■ **PROBLEM DETAILS**
Work out how many lines of the records hold the string "icon", and reply with that number alone.

■ **TASK INPUT**
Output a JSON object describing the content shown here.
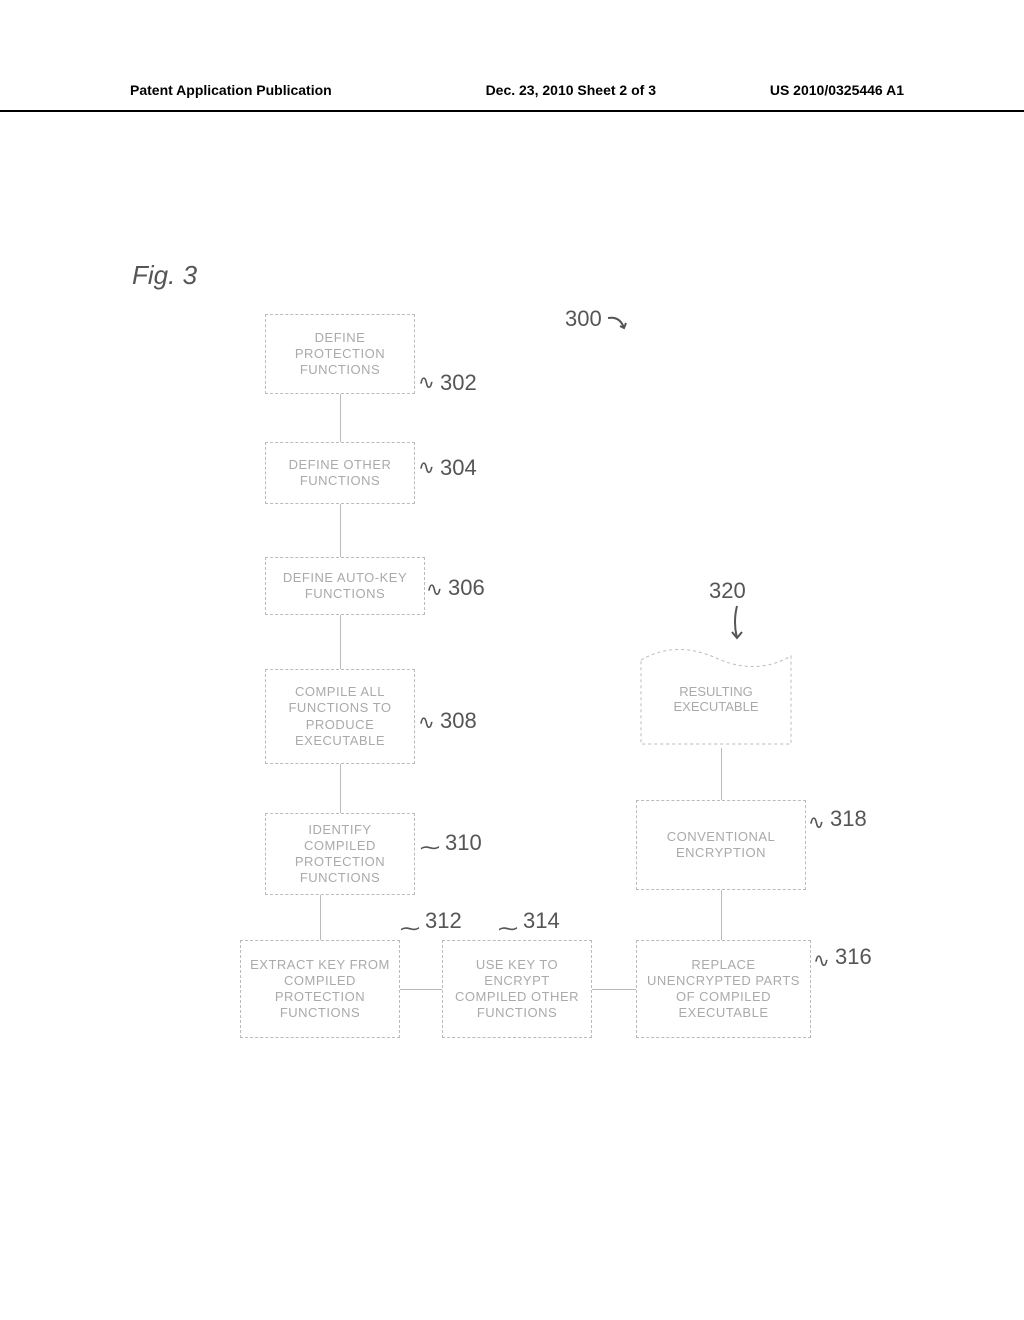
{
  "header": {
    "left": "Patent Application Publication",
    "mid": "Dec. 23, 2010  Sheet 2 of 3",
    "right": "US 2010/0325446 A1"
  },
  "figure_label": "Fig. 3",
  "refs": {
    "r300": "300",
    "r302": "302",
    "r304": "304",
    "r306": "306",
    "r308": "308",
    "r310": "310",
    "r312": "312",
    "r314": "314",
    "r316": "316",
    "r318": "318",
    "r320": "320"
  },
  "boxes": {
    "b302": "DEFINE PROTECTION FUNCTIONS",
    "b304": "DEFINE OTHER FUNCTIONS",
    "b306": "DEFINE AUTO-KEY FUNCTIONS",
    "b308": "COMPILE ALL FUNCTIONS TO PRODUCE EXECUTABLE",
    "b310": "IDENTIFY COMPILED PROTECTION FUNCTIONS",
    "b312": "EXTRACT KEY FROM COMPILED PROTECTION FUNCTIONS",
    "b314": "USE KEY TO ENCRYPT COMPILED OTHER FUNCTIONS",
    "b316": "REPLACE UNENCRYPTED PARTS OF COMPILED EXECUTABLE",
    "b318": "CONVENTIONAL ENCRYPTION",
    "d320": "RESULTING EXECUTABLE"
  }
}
---
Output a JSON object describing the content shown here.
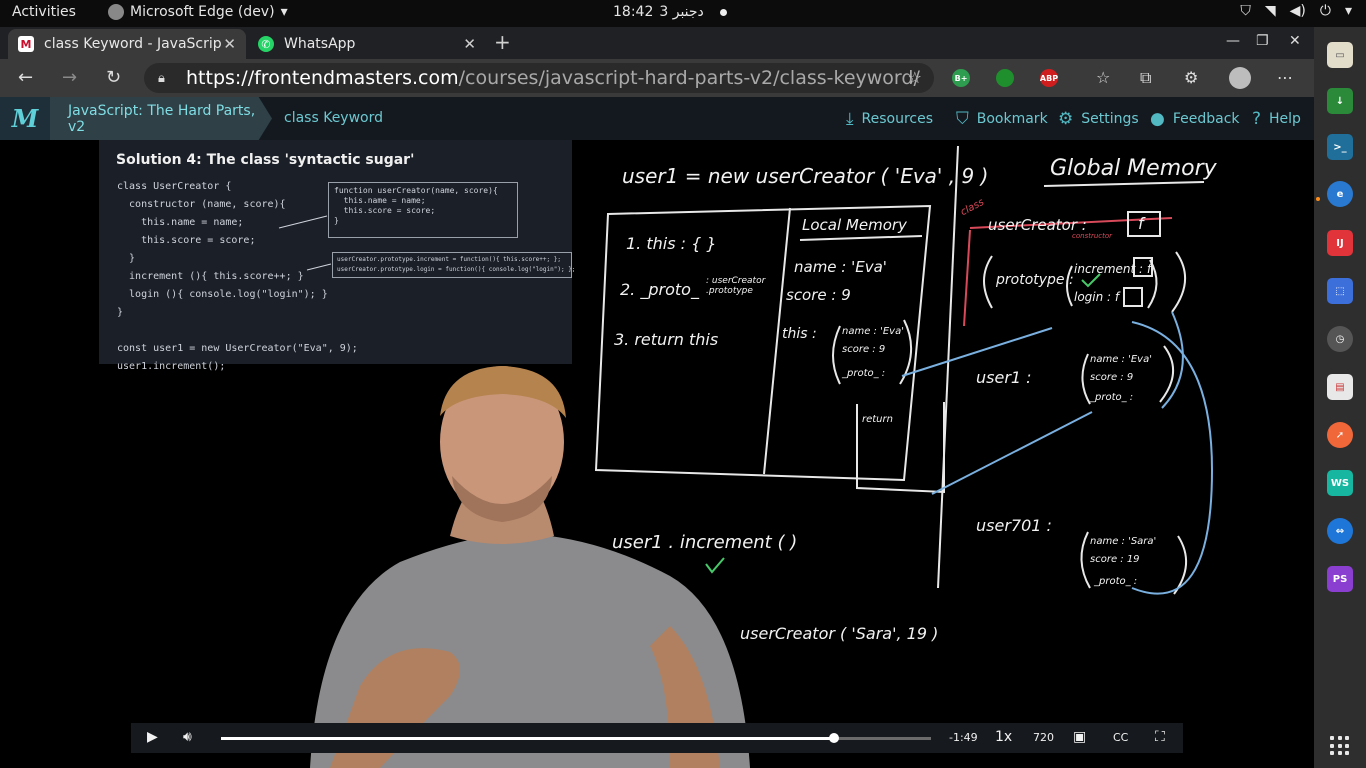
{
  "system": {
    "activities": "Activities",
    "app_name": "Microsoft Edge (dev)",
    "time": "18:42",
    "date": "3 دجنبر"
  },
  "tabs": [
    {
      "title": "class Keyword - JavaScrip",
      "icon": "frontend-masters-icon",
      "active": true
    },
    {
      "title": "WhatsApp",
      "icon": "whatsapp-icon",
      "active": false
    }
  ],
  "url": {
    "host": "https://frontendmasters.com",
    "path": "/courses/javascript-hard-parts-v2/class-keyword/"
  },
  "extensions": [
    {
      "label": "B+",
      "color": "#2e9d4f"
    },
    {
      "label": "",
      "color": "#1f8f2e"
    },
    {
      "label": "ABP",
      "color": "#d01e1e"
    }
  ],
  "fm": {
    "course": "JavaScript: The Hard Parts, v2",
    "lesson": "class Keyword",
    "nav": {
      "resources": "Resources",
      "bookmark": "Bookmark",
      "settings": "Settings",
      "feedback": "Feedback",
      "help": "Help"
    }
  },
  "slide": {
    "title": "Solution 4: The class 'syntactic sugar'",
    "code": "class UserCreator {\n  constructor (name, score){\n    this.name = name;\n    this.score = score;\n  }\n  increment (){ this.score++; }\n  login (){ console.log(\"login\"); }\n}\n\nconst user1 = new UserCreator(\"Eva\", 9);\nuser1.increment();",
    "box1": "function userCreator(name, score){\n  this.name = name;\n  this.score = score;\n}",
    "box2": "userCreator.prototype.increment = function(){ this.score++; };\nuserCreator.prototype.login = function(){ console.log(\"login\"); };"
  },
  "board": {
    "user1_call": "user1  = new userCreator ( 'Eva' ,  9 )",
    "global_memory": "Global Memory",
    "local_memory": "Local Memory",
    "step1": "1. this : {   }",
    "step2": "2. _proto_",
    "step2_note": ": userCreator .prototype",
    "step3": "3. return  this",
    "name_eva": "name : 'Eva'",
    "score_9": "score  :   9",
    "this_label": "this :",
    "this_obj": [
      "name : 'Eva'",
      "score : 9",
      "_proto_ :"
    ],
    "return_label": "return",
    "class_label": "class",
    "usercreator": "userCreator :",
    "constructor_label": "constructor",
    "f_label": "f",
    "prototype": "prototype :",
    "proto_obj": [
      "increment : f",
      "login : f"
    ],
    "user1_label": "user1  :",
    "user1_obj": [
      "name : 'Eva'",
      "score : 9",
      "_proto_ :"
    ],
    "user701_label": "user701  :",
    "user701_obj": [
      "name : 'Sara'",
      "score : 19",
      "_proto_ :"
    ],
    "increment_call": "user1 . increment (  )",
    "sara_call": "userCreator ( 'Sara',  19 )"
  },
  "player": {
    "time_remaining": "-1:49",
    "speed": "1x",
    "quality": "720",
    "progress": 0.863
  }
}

■ **RESPONSE TO THIS TASK**
2